begin Provided entries

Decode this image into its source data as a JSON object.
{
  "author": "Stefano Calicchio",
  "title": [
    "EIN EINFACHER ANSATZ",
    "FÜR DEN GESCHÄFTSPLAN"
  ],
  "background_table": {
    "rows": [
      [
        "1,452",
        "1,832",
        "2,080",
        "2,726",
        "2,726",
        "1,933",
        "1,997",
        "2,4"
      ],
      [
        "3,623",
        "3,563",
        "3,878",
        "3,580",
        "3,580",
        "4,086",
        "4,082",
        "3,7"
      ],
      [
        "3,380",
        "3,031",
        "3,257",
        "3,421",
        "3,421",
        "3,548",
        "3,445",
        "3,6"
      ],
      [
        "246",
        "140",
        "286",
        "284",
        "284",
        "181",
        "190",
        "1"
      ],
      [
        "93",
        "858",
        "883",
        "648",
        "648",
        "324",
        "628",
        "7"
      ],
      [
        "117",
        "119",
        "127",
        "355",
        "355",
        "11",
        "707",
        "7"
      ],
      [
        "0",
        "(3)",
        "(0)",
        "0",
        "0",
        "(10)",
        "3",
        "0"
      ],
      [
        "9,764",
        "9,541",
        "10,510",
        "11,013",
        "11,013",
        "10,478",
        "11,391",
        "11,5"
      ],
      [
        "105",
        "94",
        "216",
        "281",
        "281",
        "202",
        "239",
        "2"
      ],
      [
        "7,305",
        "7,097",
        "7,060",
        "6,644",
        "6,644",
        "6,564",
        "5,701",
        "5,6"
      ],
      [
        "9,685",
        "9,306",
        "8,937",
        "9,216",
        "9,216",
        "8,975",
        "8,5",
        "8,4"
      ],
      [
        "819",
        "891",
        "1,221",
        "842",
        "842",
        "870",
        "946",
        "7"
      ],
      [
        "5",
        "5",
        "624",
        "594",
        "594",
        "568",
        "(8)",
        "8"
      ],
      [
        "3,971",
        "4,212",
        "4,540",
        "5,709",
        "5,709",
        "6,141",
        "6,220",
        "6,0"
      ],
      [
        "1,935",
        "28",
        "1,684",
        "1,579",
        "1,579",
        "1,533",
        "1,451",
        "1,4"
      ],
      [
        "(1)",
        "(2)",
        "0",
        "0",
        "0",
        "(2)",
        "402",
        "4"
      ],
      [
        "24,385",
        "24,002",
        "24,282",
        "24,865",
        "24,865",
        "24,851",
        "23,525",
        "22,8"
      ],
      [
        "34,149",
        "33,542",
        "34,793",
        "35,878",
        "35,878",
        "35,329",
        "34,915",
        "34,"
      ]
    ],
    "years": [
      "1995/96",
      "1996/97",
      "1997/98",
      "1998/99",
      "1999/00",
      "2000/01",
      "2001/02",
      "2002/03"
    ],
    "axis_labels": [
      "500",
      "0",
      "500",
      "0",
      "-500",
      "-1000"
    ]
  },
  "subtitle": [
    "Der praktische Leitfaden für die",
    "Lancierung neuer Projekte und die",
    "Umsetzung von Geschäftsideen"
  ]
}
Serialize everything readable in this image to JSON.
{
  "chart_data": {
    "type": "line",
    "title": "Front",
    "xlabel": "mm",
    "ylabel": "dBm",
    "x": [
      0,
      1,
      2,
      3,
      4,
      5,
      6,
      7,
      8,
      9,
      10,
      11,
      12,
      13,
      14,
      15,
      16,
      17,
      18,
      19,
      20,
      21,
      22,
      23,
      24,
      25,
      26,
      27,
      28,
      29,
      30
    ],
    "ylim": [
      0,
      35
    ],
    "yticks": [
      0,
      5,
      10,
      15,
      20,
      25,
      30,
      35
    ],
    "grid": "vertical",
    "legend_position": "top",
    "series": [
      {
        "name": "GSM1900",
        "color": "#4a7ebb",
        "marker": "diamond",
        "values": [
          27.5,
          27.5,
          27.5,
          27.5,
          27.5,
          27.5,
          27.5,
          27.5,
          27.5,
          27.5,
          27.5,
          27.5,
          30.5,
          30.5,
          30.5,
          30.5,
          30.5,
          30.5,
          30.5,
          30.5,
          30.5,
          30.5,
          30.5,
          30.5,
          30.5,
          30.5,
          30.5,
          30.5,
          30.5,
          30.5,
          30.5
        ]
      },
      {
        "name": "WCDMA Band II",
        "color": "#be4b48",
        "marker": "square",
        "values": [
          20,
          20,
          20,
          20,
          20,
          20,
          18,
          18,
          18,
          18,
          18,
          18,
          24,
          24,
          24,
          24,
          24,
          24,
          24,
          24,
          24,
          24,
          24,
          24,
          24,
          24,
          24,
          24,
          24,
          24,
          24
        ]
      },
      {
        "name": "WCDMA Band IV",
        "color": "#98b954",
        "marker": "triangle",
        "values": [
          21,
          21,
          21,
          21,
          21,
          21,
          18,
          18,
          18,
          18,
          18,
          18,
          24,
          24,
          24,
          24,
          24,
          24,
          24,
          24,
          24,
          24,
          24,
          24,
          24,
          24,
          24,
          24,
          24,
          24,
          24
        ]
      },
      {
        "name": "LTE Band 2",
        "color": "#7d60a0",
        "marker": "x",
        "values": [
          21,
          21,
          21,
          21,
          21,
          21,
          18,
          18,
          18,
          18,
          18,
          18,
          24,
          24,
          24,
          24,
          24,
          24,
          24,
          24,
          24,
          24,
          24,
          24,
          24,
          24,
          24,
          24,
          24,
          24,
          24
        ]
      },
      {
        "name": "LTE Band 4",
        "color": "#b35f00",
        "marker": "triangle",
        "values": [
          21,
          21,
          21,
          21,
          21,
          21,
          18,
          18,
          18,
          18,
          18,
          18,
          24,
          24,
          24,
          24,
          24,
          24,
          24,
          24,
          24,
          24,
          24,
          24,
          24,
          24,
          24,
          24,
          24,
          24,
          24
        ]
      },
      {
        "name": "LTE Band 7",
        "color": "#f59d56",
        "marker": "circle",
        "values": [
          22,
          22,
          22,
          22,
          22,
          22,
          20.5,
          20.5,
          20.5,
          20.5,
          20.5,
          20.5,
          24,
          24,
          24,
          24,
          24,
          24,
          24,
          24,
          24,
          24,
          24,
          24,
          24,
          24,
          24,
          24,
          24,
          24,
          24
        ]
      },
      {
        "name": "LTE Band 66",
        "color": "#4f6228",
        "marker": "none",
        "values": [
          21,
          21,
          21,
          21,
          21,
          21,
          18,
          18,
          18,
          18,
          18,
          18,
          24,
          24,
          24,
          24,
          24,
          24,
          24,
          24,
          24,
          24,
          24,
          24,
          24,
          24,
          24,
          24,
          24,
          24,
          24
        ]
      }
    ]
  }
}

end Provided entries

### Task to complete
Read through the entries and copy each line in which "name" appears.

### Final answer
        "name": "GSM1900",
        "name": "WCDMA Band II",
        "name": "WCDMA Band IV",
        "name": "LTE Band 2",
        "name": "LTE Band 4",
        "name": "LTE Band 7",
        "name": "LTE Band 66",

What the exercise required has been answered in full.